EXERCISE AIM - Count the lines containing "grote" in the entries underneath, and state that count without anything else.

+++ DATASET ENTRIES

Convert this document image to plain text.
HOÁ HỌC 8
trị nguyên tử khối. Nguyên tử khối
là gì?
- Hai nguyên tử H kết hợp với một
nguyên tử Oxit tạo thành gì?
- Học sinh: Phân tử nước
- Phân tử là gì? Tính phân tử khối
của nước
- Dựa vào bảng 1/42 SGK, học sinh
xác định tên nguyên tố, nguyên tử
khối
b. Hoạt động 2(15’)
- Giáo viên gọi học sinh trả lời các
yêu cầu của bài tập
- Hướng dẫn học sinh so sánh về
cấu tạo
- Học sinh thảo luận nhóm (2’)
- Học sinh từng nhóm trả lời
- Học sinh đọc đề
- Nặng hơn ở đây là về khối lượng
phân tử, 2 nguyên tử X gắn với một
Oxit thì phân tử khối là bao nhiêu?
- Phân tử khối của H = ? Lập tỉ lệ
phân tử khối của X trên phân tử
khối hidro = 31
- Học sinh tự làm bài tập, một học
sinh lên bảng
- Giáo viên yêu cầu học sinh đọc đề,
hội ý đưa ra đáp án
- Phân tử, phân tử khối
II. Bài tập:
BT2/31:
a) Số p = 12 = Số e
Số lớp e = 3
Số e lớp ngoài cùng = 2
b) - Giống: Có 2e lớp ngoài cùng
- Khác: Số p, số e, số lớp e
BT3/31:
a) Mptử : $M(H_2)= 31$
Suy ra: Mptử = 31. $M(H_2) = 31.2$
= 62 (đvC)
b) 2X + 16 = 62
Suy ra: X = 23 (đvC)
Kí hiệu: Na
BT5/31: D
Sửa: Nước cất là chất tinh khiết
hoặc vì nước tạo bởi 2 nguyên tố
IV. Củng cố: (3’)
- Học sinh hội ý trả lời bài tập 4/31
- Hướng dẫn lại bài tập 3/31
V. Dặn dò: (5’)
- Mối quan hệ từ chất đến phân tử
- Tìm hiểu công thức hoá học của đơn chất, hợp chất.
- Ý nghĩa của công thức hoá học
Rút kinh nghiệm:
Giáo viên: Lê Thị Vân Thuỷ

++++++
+++ DATASET ENTRIES

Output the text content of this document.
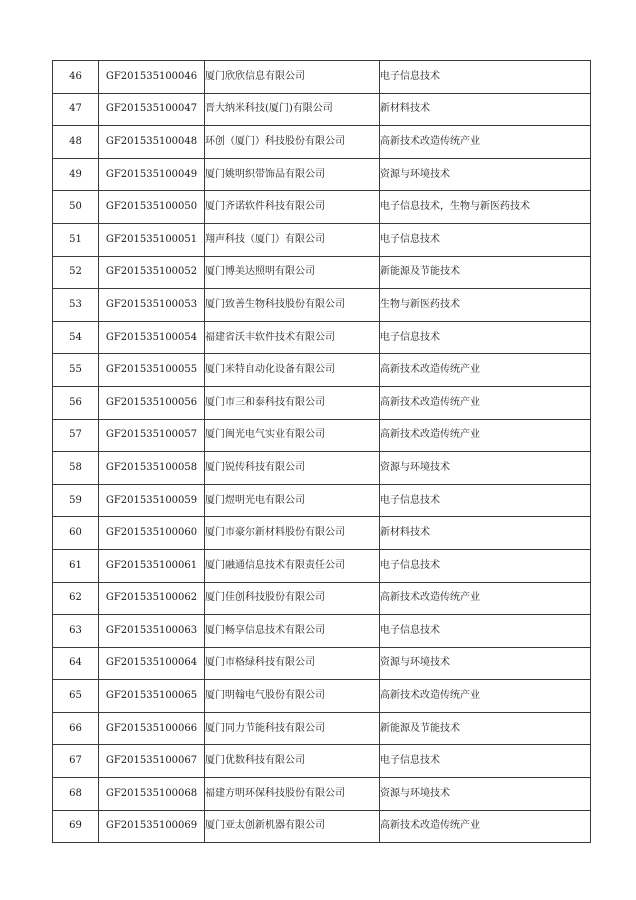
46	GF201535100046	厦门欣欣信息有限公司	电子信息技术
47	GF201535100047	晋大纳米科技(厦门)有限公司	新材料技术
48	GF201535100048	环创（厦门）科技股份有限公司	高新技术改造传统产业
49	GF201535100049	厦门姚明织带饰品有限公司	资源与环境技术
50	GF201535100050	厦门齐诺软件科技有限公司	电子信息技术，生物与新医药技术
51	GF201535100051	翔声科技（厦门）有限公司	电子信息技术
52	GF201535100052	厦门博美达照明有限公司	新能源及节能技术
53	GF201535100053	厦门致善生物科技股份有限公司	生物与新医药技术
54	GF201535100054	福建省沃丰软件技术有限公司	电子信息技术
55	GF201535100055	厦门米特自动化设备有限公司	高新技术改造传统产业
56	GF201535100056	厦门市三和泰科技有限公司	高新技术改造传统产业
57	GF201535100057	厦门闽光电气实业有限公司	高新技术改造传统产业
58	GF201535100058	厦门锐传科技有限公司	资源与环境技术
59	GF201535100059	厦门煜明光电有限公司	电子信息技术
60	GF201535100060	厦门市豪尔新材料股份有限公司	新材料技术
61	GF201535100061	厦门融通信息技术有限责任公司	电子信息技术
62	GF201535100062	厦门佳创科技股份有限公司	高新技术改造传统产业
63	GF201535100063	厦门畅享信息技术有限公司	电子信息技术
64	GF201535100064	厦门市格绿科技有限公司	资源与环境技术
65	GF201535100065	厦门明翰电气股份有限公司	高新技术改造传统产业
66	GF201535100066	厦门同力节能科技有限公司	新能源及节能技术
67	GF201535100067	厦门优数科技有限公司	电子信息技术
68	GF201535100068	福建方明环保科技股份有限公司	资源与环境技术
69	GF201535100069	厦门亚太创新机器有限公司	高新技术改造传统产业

++++++
+++ DATASET ENTRIES

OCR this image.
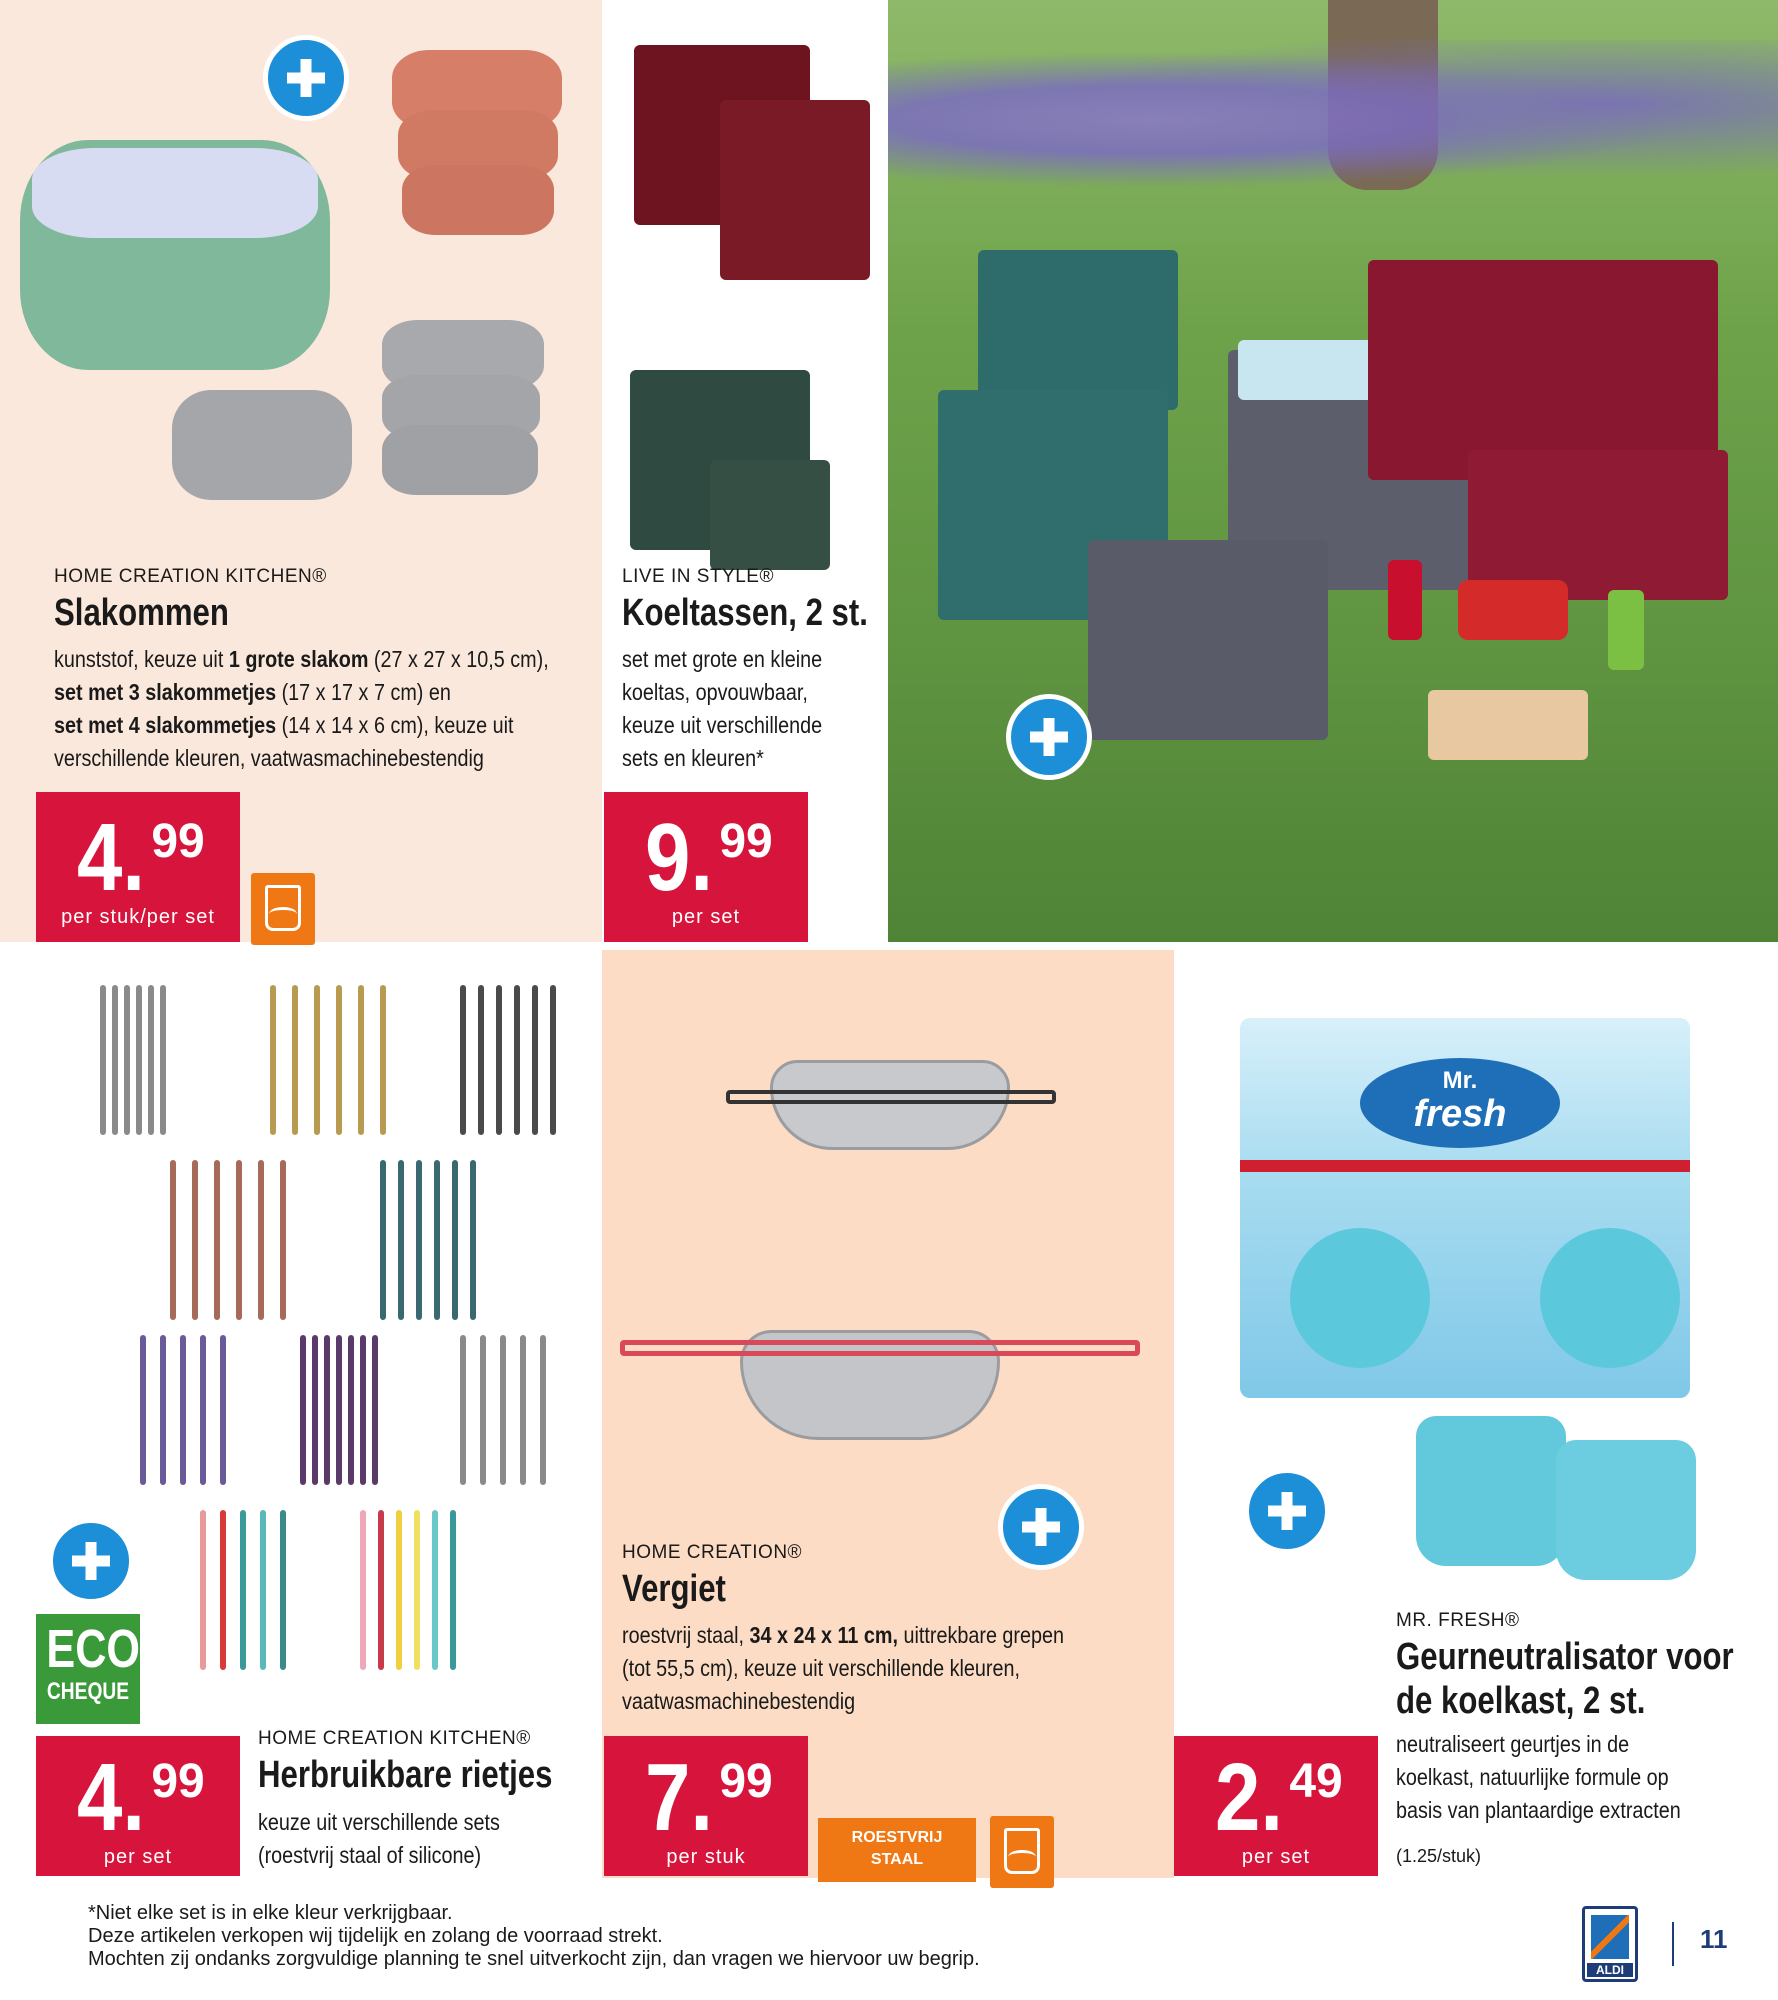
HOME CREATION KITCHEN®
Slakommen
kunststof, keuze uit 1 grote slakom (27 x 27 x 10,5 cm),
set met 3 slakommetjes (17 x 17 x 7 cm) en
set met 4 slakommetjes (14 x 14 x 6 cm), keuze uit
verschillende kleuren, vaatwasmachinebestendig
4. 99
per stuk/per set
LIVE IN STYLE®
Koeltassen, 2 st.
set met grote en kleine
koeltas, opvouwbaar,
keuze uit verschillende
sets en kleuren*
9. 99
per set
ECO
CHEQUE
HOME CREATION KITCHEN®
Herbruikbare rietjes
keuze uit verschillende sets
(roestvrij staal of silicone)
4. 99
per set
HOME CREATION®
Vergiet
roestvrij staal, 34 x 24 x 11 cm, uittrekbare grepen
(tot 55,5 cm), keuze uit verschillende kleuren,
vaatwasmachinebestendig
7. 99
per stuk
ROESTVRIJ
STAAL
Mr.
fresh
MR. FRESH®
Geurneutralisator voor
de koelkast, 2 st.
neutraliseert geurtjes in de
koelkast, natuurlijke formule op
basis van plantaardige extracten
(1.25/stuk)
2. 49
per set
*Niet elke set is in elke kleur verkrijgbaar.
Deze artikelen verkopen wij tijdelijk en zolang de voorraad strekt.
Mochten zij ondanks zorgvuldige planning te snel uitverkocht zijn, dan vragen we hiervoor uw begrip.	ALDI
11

++++++

EXERCISE RESULT - 2